**MATERIAL FOR THIS EXERCISE:**
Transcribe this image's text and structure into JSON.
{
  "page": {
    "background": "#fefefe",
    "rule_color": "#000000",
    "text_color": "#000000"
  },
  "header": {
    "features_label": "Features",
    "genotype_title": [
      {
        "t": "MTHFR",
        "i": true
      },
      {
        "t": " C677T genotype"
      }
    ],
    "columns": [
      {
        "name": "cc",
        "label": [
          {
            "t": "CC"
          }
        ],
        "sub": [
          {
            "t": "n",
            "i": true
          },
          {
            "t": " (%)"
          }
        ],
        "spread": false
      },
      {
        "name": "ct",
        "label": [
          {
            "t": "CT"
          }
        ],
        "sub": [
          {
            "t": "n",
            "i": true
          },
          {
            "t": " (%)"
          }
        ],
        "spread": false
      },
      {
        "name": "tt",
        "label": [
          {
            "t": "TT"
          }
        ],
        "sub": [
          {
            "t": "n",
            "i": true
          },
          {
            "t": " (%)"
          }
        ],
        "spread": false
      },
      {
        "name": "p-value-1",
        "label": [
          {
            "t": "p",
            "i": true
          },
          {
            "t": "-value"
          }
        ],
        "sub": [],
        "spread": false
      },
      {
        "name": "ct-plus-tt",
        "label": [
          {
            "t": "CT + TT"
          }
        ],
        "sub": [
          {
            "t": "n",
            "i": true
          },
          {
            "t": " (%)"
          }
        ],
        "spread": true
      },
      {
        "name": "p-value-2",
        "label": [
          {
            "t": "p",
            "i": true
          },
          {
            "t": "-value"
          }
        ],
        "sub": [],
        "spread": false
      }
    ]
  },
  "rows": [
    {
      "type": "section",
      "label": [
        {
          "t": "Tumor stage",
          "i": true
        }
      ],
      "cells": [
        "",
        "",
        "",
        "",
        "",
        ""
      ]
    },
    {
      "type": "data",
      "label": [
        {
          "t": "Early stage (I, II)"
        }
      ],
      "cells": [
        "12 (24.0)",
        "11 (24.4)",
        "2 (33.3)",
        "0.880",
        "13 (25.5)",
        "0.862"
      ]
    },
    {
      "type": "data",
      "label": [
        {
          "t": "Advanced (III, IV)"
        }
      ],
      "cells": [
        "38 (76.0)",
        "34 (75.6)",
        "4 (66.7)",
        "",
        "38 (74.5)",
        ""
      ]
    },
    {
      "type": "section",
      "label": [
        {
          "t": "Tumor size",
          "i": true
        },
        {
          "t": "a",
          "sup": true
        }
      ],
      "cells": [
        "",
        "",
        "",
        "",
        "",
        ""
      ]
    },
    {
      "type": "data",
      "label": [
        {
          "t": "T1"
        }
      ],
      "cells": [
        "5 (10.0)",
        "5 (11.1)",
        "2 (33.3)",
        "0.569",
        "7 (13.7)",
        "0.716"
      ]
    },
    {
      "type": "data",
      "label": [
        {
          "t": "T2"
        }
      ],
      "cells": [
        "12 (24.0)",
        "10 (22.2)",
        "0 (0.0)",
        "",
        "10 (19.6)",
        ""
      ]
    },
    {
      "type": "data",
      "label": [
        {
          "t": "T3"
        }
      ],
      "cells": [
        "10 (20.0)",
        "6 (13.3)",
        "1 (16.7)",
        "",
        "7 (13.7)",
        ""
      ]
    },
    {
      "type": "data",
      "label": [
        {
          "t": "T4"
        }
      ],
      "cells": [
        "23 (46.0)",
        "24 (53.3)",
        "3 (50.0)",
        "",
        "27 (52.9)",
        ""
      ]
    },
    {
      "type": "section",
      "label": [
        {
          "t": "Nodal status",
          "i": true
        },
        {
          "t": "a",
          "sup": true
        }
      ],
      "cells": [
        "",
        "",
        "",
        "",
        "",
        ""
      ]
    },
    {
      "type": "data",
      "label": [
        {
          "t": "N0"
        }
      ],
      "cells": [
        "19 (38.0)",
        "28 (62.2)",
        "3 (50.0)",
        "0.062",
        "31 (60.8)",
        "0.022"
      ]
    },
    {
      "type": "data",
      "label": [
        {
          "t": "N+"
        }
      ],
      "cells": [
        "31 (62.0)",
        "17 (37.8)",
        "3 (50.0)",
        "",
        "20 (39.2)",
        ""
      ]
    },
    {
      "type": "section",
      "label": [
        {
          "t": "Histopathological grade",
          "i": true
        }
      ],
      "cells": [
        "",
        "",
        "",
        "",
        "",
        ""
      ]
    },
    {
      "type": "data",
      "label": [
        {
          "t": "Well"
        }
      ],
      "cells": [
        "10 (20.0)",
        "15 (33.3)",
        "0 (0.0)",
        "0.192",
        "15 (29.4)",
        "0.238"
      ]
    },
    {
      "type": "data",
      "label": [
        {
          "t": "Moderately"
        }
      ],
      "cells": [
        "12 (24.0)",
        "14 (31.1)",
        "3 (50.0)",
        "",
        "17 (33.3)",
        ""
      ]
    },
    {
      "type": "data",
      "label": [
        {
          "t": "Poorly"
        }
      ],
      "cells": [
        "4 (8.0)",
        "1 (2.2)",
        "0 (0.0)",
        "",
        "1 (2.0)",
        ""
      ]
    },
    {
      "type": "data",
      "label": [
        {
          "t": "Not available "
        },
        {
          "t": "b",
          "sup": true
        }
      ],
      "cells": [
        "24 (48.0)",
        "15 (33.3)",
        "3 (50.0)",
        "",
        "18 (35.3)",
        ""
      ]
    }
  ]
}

**ACTIVITY:**
Line by line, reproduce the data exactly as given.

**RESULT:**
Transcribe this image's text and structure into JSON.
{
  "page": {
    "background": "#fefefe",
    "rule_color": "#000000",
    "text_color": "#000000"
  },
  "header": {
    "features_label": "Features",
    "genotype_title": [
      {
        "t": "MTHFR",
        "i": true
      },
      {
        "t": " C677T genotype"
      }
    ],
    "columns": [
      {
        "name": "cc",
        "label": [
          {
            "t": "CC"
          }
        ],
        "sub": [
          {
            "t": "n",
            "i": true
          },
          {
            "t": " (%)"
          }
        ],
        "spread": false
      },
      {
        "name": "ct",
        "label": [
          {
            "t": "CT"
          }
        ],
        "sub": [
          {
            "t": "n",
            "i": true
          },
          {
            "t": " (%)"
          }
        ],
        "spread": false
      },
      {
        "name": "tt",
        "label": [
          {
            "t": "TT"
          }
        ],
        "sub": [
          {
            "t": "n",
            "i": true
          },
          {
            "t": " (%)"
          }
        ],
        "spread": false
      },
      {
        "name": "p-value-1",
        "label": [
          {
            "t": "p",
            "i": true
          },
          {
            "t": "-value"
          }
        ],
        "sub": [],
        "spread": false
      },
      {
        "name": "ct-plus-tt",
        "label": [
          {
            "t": "CT + TT"
          }
        ],
        "sub": [
          {
            "t": "n",
            "i": true
          },
          {
            "t": " (%)"
          }
        ],
        "spread": true
      },
      {
        "name": "p-value-2",
        "label": [
          {
            "t": "p",
            "i": true
          },
          {
            "t": "-value"
          }
        ],
        "sub": [],
        "spread": false
      }
    ]
  },
  "rows": [
    {
      "type": "section",
      "label": [
        {
          "t": "Tumor stage",
          "i": true
        }
      ],
      "cells": [
        "",
        "",
        "",
        "",
        "",
        ""
      ]
    },
    {
      "type": "data",
      "label": [
        {
          "t": "Early stage (I, II)"
        }
      ],
      "cells": [
        "12 (24.0)",
        "11 (24.4)",
        "2 (33.3)",
        "0.880",
        "13 (25.5)",
        "0.862"
      ]
    },
    {
      "type": "data",
      "label": [
        {
          "t": "Advanced (III, IV)"
        }
      ],
      "cells": [
        "38 (76.0)",
        "34 (75.6)",
        "4 (66.7)",
        "",
        "38 (74.5)",
        ""
      ]
    },
    {
      "type": "section",
      "label": [
        {
          "t": "Tumor size",
          "i": true
        },
        {
          "t": "a",
          "sup": true
        }
      ],
      "cells": [
        "",
        "",
        "",
        "",
        "",
        ""
      ]
    },
    {
      "type": "data",
      "label": [
        {
          "t": "T1"
        }
      ],
      "cells": [
        "5 (10.0)",
        "5 (11.1)",
        "2 (33.3)",
        "0.569",
        "7 (13.7)",
        "0.716"
      ]
    },
    {
      "type": "data",
      "label": [
        {
          "t": "T2"
        }
      ],
      "cells": [
        "12 (24.0)",
        "10 (22.2)",
        "0 (0.0)",
        "",
        "10 (19.6)",
        ""
      ]
    },
    {
      "type": "data",
      "label": [
        {
          "t": "T3"
        }
      ],
      "cells": [
        "10 (20.0)",
        "6 (13.3)",
        "1 (16.7)",
        "",
        "7 (13.7)",
        ""
      ]
    },
    {
      "type": "data",
      "label": [
        {
          "t": "T4"
        }
      ],
      "cells": [
        "23 (46.0)",
        "24 (53.3)",
        "3 (50.0)",
        "",
        "27 (52.9)",
        ""
      ]
    },
    {
      "type": "section",
      "label": [
        {
          "t": "Nodal status",
          "i": true
        },
        {
          "t": "a",
          "sup": true
        }
      ],
      "cells": [
        "",
        "",
        "",
        "",
        "",
        ""
      ]
    },
    {
      "type": "data",
      "label": [
        {
          "t": "N0"
        }
      ],
      "cells": [
        "19 (38.0)",
        "28 (62.2)",
        "3 (50.0)",
        "0.062",
        "31 (60.8)",
        "0.022"
      ]
    },
    {
      "type": "data",
      "label": [
        {
          "t": "N+"
        }
      ],
      "cells": [
        "31 (62.0)",
        "17 (37.8)",
        "3 (50.0)",
        "",
        "20 (39.2)",
        ""
      ]
    },
    {
      "type": "section",
      "label": [
        {
          "t": "Histopathological grade",
          "i": true
        }
      ],
      "cells": [
        "",
        "",
        "",
        "",
        "",
        ""
      ]
    },
    {
      "type": "data",
      "label": [
        {
          "t": "Well"
        }
      ],
      "cells": [
        "10 (20.0)",
        "15 (33.3)",
        "0 (0.0)",
        "0.192",
        "15 (29.4)",
        "0.238"
      ]
    },
    {
      "type": "data",
      "label": [
        {
          "t": "Moderately"
        }
      ],
      "cells": [
        "12 (24.0)",
        "14 (31.1)",
        "3 (50.0)",
        "",
        "17 (33.3)",
        ""
      ]
    },
    {
      "type": "data",
      "label": [
        {
          "t": "Poorly"
        }
      ],
      "cells": [
        "4 (8.0)",
        "1 (2.2)",
        "0 (0.0)",
        "",
        "1 (2.0)",
        ""
      ]
    },
    {
      "type": "data",
      "label": [
        {
          "t": "Not available "
        },
        {
          "t": "b",
          "sup": true
        }
      ],
      "cells": [
        "24 (48.0)",
        "15 (33.3)",
        "3 (50.0)",
        "",
        "18 (35.3)",
        ""
      ]
    }
  ]
}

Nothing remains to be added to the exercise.